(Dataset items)
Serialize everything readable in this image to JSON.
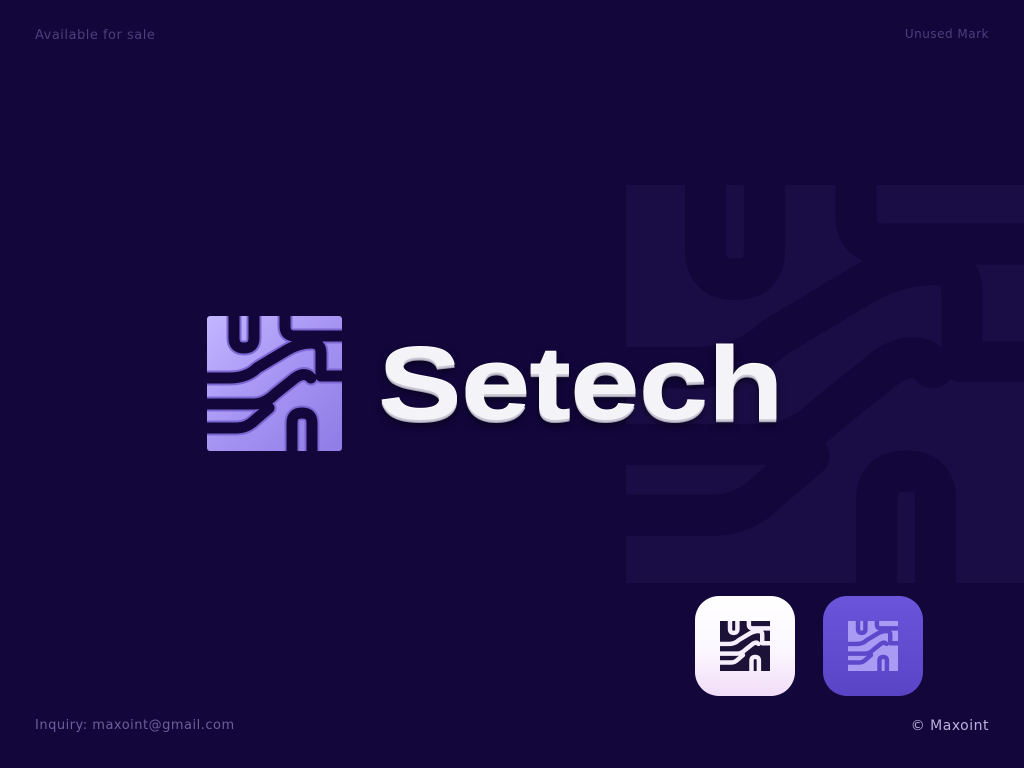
{
  "header": {
    "availability": "Available for sale",
    "mark_status": "Unused Mark"
  },
  "brand": {
    "name": "Setech",
    "mark_icon": "circuit-s-mark-icon"
  },
  "footer": {
    "inquiry": "Inquiry: maxoint@gmail.com",
    "copyright": "© Maxoint"
  },
  "app_icons": [
    {
      "variant": "light",
      "icon": "circuit-s-mark-icon"
    },
    {
      "variant": "purple",
      "icon": "circuit-s-mark-icon"
    }
  ],
  "colors": {
    "background": "#12063b",
    "mark_purple": "#a796f2",
    "wordmark": "#f4f3f8",
    "icon_dark_bg": "#5e49cd"
  }
}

- Exercise objective: Transcribe all of the material exactly, leaving out whatever pictures it contains.

- Complete response:
Serialize everything readable in this image to JSON.
{
  "header": {
    "availability": "Available for sale",
    "mark_status": "Unused Mark"
  },
  "brand": {
    "name": "Setech",
    "mark_icon": "circuit-s-mark-icon"
  },
  "footer": {
    "inquiry": "Inquiry: maxoint@gmail.com",
    "copyright": "© Maxoint"
  },
  "app_icons": [
    {
      "variant": "light",
      "icon": "circuit-s-mark-icon"
    },
    {
      "variant": "purple",
      "icon": "circuit-s-mark-icon"
    }
  ],
  "colors": {
    "background": "#12063b",
    "mark_purple": "#a796f2",
    "wordmark": "#f4f3f8",
    "icon_dark_bg": "#5e49cd"
  }
}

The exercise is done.